▶ Short task: Extract each record and reproduce it exactly.

-- Begin Data supplied --

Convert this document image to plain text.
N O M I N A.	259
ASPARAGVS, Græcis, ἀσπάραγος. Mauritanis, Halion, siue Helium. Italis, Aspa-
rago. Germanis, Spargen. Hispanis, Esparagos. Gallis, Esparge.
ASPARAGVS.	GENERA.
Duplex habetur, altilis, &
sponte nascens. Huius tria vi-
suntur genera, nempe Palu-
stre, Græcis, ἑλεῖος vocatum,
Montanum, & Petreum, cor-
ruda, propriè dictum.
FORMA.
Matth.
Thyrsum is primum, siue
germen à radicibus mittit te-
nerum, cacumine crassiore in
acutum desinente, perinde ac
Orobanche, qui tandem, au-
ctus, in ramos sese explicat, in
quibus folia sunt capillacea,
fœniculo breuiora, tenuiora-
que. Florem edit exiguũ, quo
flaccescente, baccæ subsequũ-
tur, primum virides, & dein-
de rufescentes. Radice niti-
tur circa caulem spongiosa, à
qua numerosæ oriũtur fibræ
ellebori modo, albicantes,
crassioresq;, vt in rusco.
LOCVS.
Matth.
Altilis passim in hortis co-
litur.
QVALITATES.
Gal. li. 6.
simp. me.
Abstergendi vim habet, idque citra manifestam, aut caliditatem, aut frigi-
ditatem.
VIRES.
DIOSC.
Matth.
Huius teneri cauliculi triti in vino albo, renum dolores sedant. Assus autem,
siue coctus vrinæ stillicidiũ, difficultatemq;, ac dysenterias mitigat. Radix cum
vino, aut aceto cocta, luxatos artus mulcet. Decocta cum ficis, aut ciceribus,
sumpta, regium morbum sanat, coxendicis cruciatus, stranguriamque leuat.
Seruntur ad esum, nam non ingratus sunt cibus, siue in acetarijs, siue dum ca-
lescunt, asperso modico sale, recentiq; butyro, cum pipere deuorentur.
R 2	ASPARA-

-- End Data supplied --

▶ Answer:
Convert this document image to plain text.
N O M I N A.	259
ASPARAGVS, Græcis, ἀσπάραγος. Mauritanis, Halion, siue Helium. Italis, Aspa-
rago. Germanis, Spargen. Hispanis, Esparagos. Gallis, Esparge.
ASPARAGVS.	GENERA.
Duplex habetur, altilis, &
sponte nascens. Huius tria vi-
suntur genera, nempe Palu-
stre, Græcis, ἑλεῖος vocatum,
Montanum, & Petreum, cor-
ruda, propriè dictum.
FORMA.
Matth.
Thyrsum is primum, siue
germen à radicibus mittit te-
nerum, cacumine crassiore in
acutum desinente, perinde ac
Orobanche, qui tandem, au-
ctus, in ramos sese explicat, in
quibus folia sunt capillacea,
fœniculo breuiora, tenuiora-
que. Florem edit exiguũ, quo
flaccescente, baccæ subsequũ-
tur, primum virides, & dein-
de rufescentes. Radice niti-
tur circa caulem spongiosa, à
qua numerosæ oriũtur fibræ
ellebori modo, albicantes,
crassioresq;, vt in rusco.
LOCVS.
Matth.
Altilis passim in hortis co-
litur.
QVALITATES.
Gal. li. 6.
simp. me.
Abstergendi vim habet, idque citra manifestam, aut caliditatem, aut frigi-
ditatem.
VIRES.
DIOSC.
Matth.
Huius teneri cauliculi triti in vino albo, renum dolores sedant. Assus autem,
siue coctus vrinæ stillicidiũ, difficultatemq;, ac dysenterias mitigat. Radix cum
vino, aut aceto cocta, luxatos artus mulcet. Decocta cum ficis, aut ciceribus,
sumpta, regium morbum sanat, coxendicis cruciatus, stranguriamque leuat.
Seruntur ad esum, nam non ingratus sunt cibus, siue in acetarijs, siue dum ca-
lescunt, asperso modico sale, recentiq; butyro, cum pipere deuorentur.
R 2	ASPARA-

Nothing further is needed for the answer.